Given data:
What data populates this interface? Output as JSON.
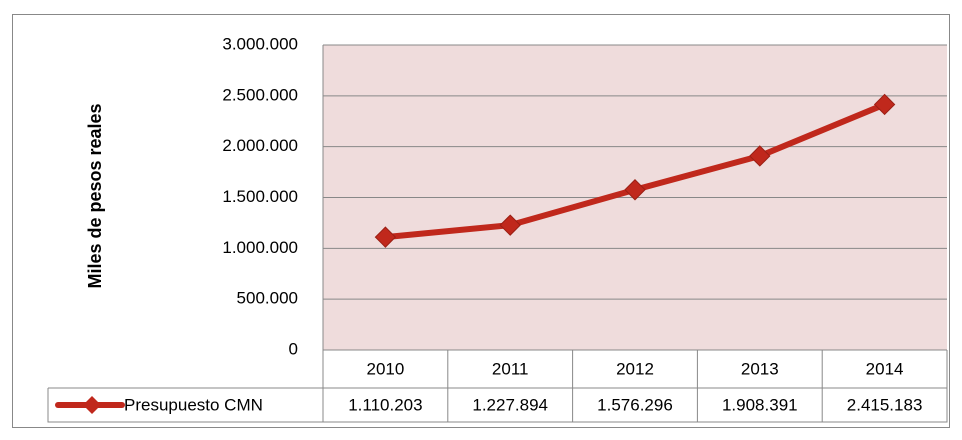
{
  "chart_data": {
    "type": "line",
    "y_axis_label": "Miles de pesos reales",
    "categories": [
      "2010",
      "2011",
      "2012",
      "2013",
      "2014"
    ],
    "series": [
      {
        "name": "Presupuesto CMN",
        "color": "#c0281c",
        "values": [
          1110203,
          1227894,
          1576296,
          1908391,
          2415183
        ],
        "value_labels": [
          "1.110.203",
          "1.227.894",
          "1.576.296",
          "1.908.391",
          "2.415.183"
        ]
      }
    ],
    "ylim": [
      0,
      3000000
    ],
    "yticks": [
      {
        "value": 0,
        "label": "0"
      },
      {
        "value": 500000,
        "label": "500.000"
      },
      {
        "value": 1000000,
        "label": "1.000.000"
      },
      {
        "value": 1500000,
        "label": "1.500.000"
      },
      {
        "value": 2000000,
        "label": "2.000.000"
      },
      {
        "value": 2500000,
        "label": "2.500.000"
      },
      {
        "value": 3000000,
        "label": "3.000.000"
      }
    ],
    "grid": true,
    "plot_background": "#efdcdc"
  }
}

Goal: Leave the pictures out and print the records above exactly as they stand.

Written answer:
What data populates this interface? Output as JSON.
{
  "chart_data": {
    "type": "line",
    "y_axis_label": "Miles de pesos reales",
    "categories": [
      "2010",
      "2011",
      "2012",
      "2013",
      "2014"
    ],
    "series": [
      {
        "name": "Presupuesto CMN",
        "color": "#c0281c",
        "values": [
          1110203,
          1227894,
          1576296,
          1908391,
          2415183
        ],
        "value_labels": [
          "1.110.203",
          "1.227.894",
          "1.576.296",
          "1.908.391",
          "2.415.183"
        ]
      }
    ],
    "ylim": [
      0,
      3000000
    ],
    "yticks": [
      {
        "value": 0,
        "label": "0"
      },
      {
        "value": 500000,
        "label": "500.000"
      },
      {
        "value": 1000000,
        "label": "1.000.000"
      },
      {
        "value": 1500000,
        "label": "1.500.000"
      },
      {
        "value": 2000000,
        "label": "2.000.000"
      },
      {
        "value": 2500000,
        "label": "2.500.000"
      },
      {
        "value": 3000000,
        "label": "3.000.000"
      }
    ],
    "grid": true,
    "plot_background": "#efdcdc"
  }
}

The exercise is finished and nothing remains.